Description of the task: Output every line below exactly.

__________________________________________________

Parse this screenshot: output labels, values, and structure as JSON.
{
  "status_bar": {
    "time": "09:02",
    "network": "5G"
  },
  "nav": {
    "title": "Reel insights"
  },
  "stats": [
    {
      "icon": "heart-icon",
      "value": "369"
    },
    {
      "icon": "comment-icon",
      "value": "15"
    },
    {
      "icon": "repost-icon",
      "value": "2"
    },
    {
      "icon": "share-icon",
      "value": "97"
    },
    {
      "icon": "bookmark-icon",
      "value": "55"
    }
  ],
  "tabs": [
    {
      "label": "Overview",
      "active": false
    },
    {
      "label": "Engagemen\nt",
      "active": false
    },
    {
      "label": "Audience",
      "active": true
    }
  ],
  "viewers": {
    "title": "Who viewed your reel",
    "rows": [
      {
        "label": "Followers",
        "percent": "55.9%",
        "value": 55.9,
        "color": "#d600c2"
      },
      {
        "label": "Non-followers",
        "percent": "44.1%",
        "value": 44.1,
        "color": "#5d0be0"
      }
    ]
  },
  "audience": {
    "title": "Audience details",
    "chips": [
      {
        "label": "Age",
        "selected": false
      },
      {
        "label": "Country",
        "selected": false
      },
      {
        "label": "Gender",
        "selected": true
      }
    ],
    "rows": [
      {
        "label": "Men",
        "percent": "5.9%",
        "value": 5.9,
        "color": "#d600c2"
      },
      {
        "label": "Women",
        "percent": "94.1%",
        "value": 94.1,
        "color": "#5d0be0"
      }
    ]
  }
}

__________________________________________________

Result below:
Parse this screenshot: output labels, values, and structure as JSON.
{
  "status_bar": {
    "time": "09:02",
    "network": "5G"
  },
  "nav": {
    "title": "Reel insights"
  },
  "stats": [
    {
      "icon": "heart-icon",
      "value": "369"
    },
    {
      "icon": "comment-icon",
      "value": "15"
    },
    {
      "icon": "repost-icon",
      "value": "2"
    },
    {
      "icon": "share-icon",
      "value": "97"
    },
    {
      "icon": "bookmark-icon",
      "value": "55"
    }
  ],
  "tabs": [
    {
      "label": "Overview",
      "active": false
    },
    {
      "label": "Engagemen\nt",
      "active": false
    },
    {
      "label": "Audience",
      "active": true
    }
  ],
  "viewers": {
    "title": "Who viewed your reel",
    "rows": [
      {
        "label": "Followers",
        "percent": "55.9%",
        "value": 55.9,
        "color": "#d600c2"
      },
      {
        "label": "Non-followers",
        "percent": "44.1%",
        "value": 44.1,
        "color": "#5d0be0"
      }
    ]
  },
  "audience": {
    "title": "Audience details",
    "chips": [
      {
        "label": "Age",
        "selected": false
      },
      {
        "label": "Country",
        "selected": false
      },
      {
        "label": "Gender",
        "selected": true
      }
    ],
    "rows": [
      {
        "label": "Men",
        "percent": "5.9%",
        "value": 5.9,
        "color": "#d600c2"
      },
      {
        "label": "Women",
        "percent": "94.1%",
        "value": 94.1,
        "color": "#5d0be0"
      }
    ]
  }
}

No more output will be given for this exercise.